§ Exercise brief
Work out the number of lines with "this" in them. Reply with that number and no other words.

═════ Task data

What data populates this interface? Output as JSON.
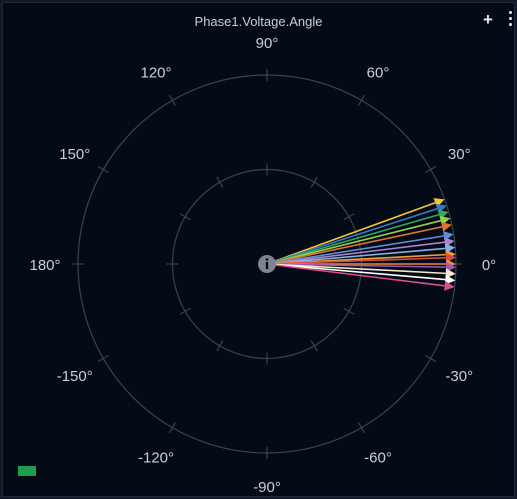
{
  "panel": {
    "title": "Phase1.Voltage.Angle",
    "add_icon": "plus-icon",
    "menu_icon": "vertical-dots-icon",
    "center_icon": "info-icon",
    "legend_color": "#1e9c4f"
  },
  "chart_data": {
    "type": "polar",
    "angle_labels": [
      {
        "angle": 90,
        "text": "90°"
      },
      {
        "angle": 60,
        "text": "60°"
      },
      {
        "angle": 30,
        "text": "30°"
      },
      {
        "angle": 0,
        "text": "0°"
      },
      {
        "angle": -30,
        "text": "-30°"
      },
      {
        "angle": -60,
        "text": "-60°"
      },
      {
        "angle": -90,
        "text": "-90°"
      },
      {
        "angle": -120,
        "text": "-120°"
      },
      {
        "angle": -150,
        "text": "-150°"
      },
      {
        "angle": 180,
        "text": "180°"
      },
      {
        "angle": 150,
        "text": "150°"
      },
      {
        "angle": 120,
        "text": "120°"
      }
    ],
    "rings": 2,
    "grid": true,
    "phasors": [
      {
        "angle": 20,
        "magnitude": 1.0,
        "color": "#f4c430"
      },
      {
        "angle": 18,
        "magnitude": 1.0,
        "color": "#3a78c2"
      },
      {
        "angle": 16,
        "magnitude": 1.0,
        "color": "#2eaa5c"
      },
      {
        "angle": 14,
        "magnitude": 1.0,
        "color": "#9ad14b"
      },
      {
        "angle": 12,
        "magnitude": 1.0,
        "color": "#e0742c"
      },
      {
        "angle": 9,
        "magnitude": 1.0,
        "color": "#5b8fd9"
      },
      {
        "angle": 7,
        "magnitude": 1.0,
        "color": "#b084cc"
      },
      {
        "angle": 5,
        "magnitude": 1.0,
        "color": "#7fb3e6"
      },
      {
        "angle": 3,
        "magnitude": 1.0,
        "color": "#f2a13a"
      },
      {
        "angle": 2,
        "magnitude": 1.0,
        "color": "#d94b3d"
      },
      {
        "angle": 0,
        "magnitude": 1.0,
        "color": "#e8893a"
      },
      {
        "angle": -1,
        "magnitude": 1.0,
        "color": "#9b59b6"
      },
      {
        "angle": -3,
        "magnitude": 1.0,
        "color": "#f4e9c8"
      },
      {
        "angle": -5,
        "magnitude": 1.0,
        "color": "#ffffff"
      },
      {
        "angle": -7,
        "magnitude": 1.0,
        "color": "#e24d8c"
      }
    ]
  }
}
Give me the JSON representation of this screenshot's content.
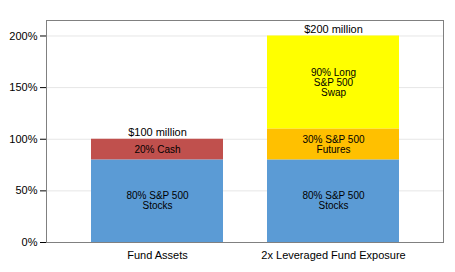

══════════

§ Exercise solution
2